### WHAT THIS TASK INVOLVES
Output the records. Match them exactly.

### RECORDS FOR THE TASK

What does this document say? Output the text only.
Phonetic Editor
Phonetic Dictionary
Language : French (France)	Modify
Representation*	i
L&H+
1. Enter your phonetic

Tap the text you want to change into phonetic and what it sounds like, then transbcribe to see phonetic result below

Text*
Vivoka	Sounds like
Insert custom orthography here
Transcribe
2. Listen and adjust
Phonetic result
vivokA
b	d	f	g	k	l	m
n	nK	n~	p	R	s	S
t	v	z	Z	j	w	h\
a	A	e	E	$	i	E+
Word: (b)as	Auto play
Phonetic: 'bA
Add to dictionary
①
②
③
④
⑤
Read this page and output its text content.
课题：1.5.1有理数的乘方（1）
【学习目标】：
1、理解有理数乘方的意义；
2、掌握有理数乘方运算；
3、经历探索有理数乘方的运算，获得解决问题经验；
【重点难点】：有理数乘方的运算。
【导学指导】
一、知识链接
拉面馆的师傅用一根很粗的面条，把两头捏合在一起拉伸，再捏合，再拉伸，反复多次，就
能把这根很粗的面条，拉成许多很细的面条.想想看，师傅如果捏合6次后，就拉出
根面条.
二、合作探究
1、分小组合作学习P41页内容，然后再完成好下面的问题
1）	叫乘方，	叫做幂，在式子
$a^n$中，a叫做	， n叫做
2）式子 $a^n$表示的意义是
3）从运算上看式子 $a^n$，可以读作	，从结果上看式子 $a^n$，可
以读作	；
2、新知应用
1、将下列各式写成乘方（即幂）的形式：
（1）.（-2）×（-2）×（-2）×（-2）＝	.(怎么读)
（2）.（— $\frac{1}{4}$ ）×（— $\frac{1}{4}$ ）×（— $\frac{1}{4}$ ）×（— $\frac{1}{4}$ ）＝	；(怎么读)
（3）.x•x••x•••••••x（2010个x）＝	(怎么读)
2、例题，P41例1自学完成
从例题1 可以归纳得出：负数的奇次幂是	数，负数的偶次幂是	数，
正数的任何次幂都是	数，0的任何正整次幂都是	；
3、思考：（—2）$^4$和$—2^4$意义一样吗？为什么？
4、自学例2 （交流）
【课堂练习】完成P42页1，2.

######

### OUTPUT FOR THIS EXERCISE
What does this document say? Output the text only.
Phonetic Editor
Phonetic Dictionary
Language : French (France)	Modify
Representation*	i
L&H+
1. Enter your phonetic

Tap the text you want to change into phonetic and what it sounds like, then transbcribe to see phonetic result below

Text*
Vivoka	Sounds like
Insert custom orthography here
Transcribe
2. Listen and adjust
Phonetic result
vivokA
b	d	f	g	k	l	m
n	nK	n~	p	R	s	S
t	v	z	Z	j	w	h\
a	A	e	E	$	i	E+
Word: (b)as	Auto play
Phonetic: 'bA
Add to dictionary
①
②
③
④
⑤
Read this page and output its text content.
课题：1.5.1有理数的乘方（1）
【学习目标】：
1、理解有理数乘方的意义；
2、掌握有理数乘方运算；
3、经历探索有理数乘方的运算，获得解决问题经验；
【重点难点】：有理数乘方的运算。
【导学指导】
一、知识链接
拉面馆的师傅用一根很粗的面条，把两头捏合在一起拉伸，再捏合，再拉伸，反复多次，就
能把这根很粗的面条，拉成许多很细的面条.想想看，师傅如果捏合6次后，就拉出
根面条.
二、合作探究
1、分小组合作学习P41页内容，然后再完成好下面的问题
1）	叫乘方，	叫做幂，在式子
$a^n$中，a叫做	， n叫做
2）式子 $a^n$表示的意义是
3）从运算上看式子 $a^n$，可以读作	，从结果上看式子 $a^n$，可
以读作	；
2、新知应用
1、将下列各式写成乘方（即幂）的形式：
（1）.（-2）×（-2）×（-2）×（-2）＝	.(怎么读)
（2）.（— $\frac{1}{4}$ ）×（— $\frac{1}{4}$ ）×（— $\frac{1}{4}$ ）×（— $\frac{1}{4}$ ）＝	；(怎么读)
（3）.x•x••x•••••••x（2010个x）＝	(怎么读)
2、例题，P41例1自学完成
从例题1 可以归纳得出：负数的奇次幂是	数，负数的偶次幂是	数，
正数的任何次幂都是	数，0的任何正整次幂都是	；
3、思考：（—2）$^4$和$—2^4$意义一样吗？为什么？
4、自学例2 （交流）
【课堂练习】完成P42页1，2.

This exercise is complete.